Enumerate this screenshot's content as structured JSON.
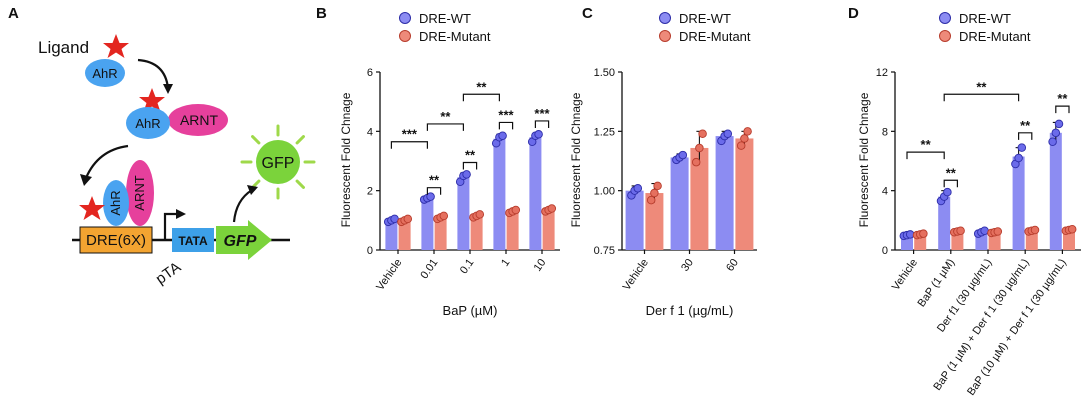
{
  "colors": {
    "wt_bar": "#8c8cf2",
    "wt_dot": "#6b6bea",
    "wt_edge": "#2d2da8",
    "mut_bar": "#ee8a7a",
    "mut_dot": "#e5705f",
    "mut_edge": "#b83d2d",
    "ahr": "#4aa3f0",
    "arnt": "#e6409c",
    "star": "#e32620",
    "dre_box": "#f3a431",
    "tata_box": "#3da0e8",
    "gfp": "#7bd33b",
    "glow": "#9fd94a"
  },
  "panel_a": {
    "label": "A",
    "ligand": "Ligand",
    "ahr": "AhR",
    "arnt": "ARNT",
    "gfp_bubble": "GFP",
    "dre": "DRE(6X)",
    "tata": "TATA",
    "gfp_gene": "GFP",
    "promoter": "pTA"
  },
  "chart_data": [
    {
      "panel": "B",
      "type": "bar",
      "xlabel": "BaP (µM)",
      "ylabel": "Fluorescent Fold Chnage",
      "ylim": [
        0,
        6
      ],
      "yticks": [
        "0",
        "2",
        "4",
        "6"
      ],
      "categories": [
        "Vehicle",
        "0.01",
        "0.1",
        "1",
        "10"
      ],
      "legend": [
        "DRE-WT",
        "DRE-Mutant"
      ],
      "series": [
        {
          "name": "DRE-WT",
          "values": [
            1.0,
            1.75,
            2.45,
            3.75,
            3.8
          ],
          "errors": [
            0.06,
            0.08,
            0.15,
            0.15,
            0.12
          ],
          "points": [
            [
              0.95,
              1.0,
              1.05
            ],
            [
              1.7,
              1.75,
              1.8
            ],
            [
              2.3,
              2.5,
              2.55
            ],
            [
              3.6,
              3.8,
              3.85
            ],
            [
              3.65,
              3.85,
              3.9
            ]
          ]
        },
        {
          "name": "DRE-Mutant",
          "values": [
            1.0,
            1.1,
            1.15,
            1.3,
            1.35
          ],
          "errors": [
            0.05,
            0.05,
            0.06,
            0.06,
            0.07
          ],
          "points": [
            [
              0.95,
              1.0,
              1.05
            ],
            [
              1.05,
              1.1,
              1.15
            ],
            [
              1.1,
              1.15,
              1.2
            ],
            [
              1.25,
              1.3,
              1.35
            ],
            [
              1.3,
              1.35,
              1.4
            ]
          ]
        }
      ],
      "annotations": [
        {
          "label": "***",
          "from": 0,
          "fromSeries": 0,
          "to": 1,
          "toSeries": 0,
          "y": 3.65
        },
        {
          "label": "**",
          "from": 1,
          "fromSeries": 0,
          "to": 1,
          "toSeries": 1,
          "y": 2.1
        },
        {
          "label": "**",
          "from": 1,
          "fromSeries": 0,
          "to": 2,
          "toSeries": 0,
          "y": 4.25
        },
        {
          "label": "**",
          "from": 2,
          "fromSeries": 0,
          "to": 2,
          "toSeries": 1,
          "y": 2.95
        },
        {
          "label": "**",
          "from": 2,
          "fromSeries": 0,
          "to": 3,
          "toSeries": 0,
          "y": 5.25
        },
        {
          "label": "***",
          "from": 3,
          "fromSeries": 0,
          "to": 3,
          "toSeries": 1,
          "y": 4.3
        },
        {
          "label": "***",
          "from": 4,
          "fromSeries": 0,
          "to": 4,
          "toSeries": 1,
          "y": 4.35
        }
      ]
    },
    {
      "panel": "C",
      "type": "bar",
      "xlabel": "Der f 1 (µg/mL)",
      "ylabel": "Fluorescent Fold Chnage",
      "ylim": [
        0.75,
        1.5
      ],
      "yticks": [
        "0.75",
        "1.00",
        "1.25",
        "1.50"
      ],
      "categories": [
        "Vehicle",
        "30",
        "60"
      ],
      "legend": [
        "DRE-WT",
        "DRE-Mutant"
      ],
      "series": [
        {
          "name": "DRE-WT",
          "values": [
            1.0,
            1.14,
            1.23
          ],
          "errors": [
            0.02,
            0.015,
            0.02
          ],
          "points": [
            [
              0.98,
              1.0,
              1.01
            ],
            [
              1.13,
              1.14,
              1.15
            ],
            [
              1.21,
              1.23,
              1.24
            ]
          ]
        },
        {
          "name": "DRE-Mutant",
          "values": [
            0.99,
            1.18,
            1.22
          ],
          "errors": [
            0.04,
            0.07,
            0.03
          ],
          "points": [
            [
              0.96,
              0.99,
              1.02
            ],
            [
              1.12,
              1.18,
              1.24
            ],
            [
              1.19,
              1.22,
              1.25
            ]
          ]
        }
      ],
      "annotations": []
    },
    {
      "panel": "D",
      "type": "bar",
      "xlabel": "",
      "ylabel": "Fluorescent Fold Chnage",
      "ylim": [
        0,
        12
      ],
      "yticks": [
        "0",
        "4",
        "8",
        "12"
      ],
      "categories": [
        "Vehicle",
        "BaP (1 µM)",
        "Der f1 (30 µg/mL)",
        "BaP (1 µM) + Der f 1 (30 µg/mL)",
        "BaP (10 µM) + Der f 1 (30 µg/mL)"
      ],
      "legend": [
        "DRE-WT",
        "DRE-Mutant"
      ],
      "series": [
        {
          "name": "DRE-WT",
          "values": [
            1.0,
            3.6,
            1.2,
            6.3,
            7.9
          ],
          "errors": [
            0.1,
            0.4,
            0.1,
            0.6,
            0.7
          ],
          "points": [
            [
              0.95,
              1.0,
              1.05
            ],
            [
              3.3,
              3.6,
              3.9
            ],
            [
              1.1,
              1.2,
              1.3
            ],
            [
              5.8,
              6.2,
              6.9
            ],
            [
              7.3,
              7.9,
              8.5
            ]
          ]
        },
        {
          "name": "DRE-Mutant",
          "values": [
            1.05,
            1.25,
            1.2,
            1.3,
            1.35
          ],
          "errors": [
            0.06,
            0.08,
            0.07,
            0.08,
            0.08
          ],
          "points": [
            [
              1.0,
              1.05,
              1.1
            ],
            [
              1.2,
              1.25,
              1.3
            ],
            [
              1.15,
              1.2,
              1.25
            ],
            [
              1.25,
              1.3,
              1.35
            ],
            [
              1.3,
              1.35,
              1.4
            ]
          ]
        }
      ],
      "annotations": [
        {
          "label": "**",
          "from": 0,
          "fromSeries": 0,
          "to": 1,
          "toSeries": 0,
          "y": 6.6
        },
        {
          "label": "**",
          "from": 1,
          "fromSeries": 0,
          "to": 1,
          "toSeries": 1,
          "y": 4.7
        },
        {
          "label": "**",
          "from": 1,
          "fromSeries": 0,
          "to": 3,
          "toSeries": 0,
          "y": 10.5
        },
        {
          "label": "**",
          "from": 3,
          "fromSeries": 0,
          "to": 3,
          "toSeries": 1,
          "y": 7.9
        },
        {
          "label": "**",
          "from": 4,
          "fromSeries": 0,
          "to": 4,
          "toSeries": 1,
          "y": 9.7
        }
      ]
    }
  ]
}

### What to work on
In the records, locate each line holding the string "xlabel" and copy it.

### Exercise response
      "xlabel": "BaP (µM)",
      "xlabel": "Der f 1 (µg/mL)",
      "xlabel": "",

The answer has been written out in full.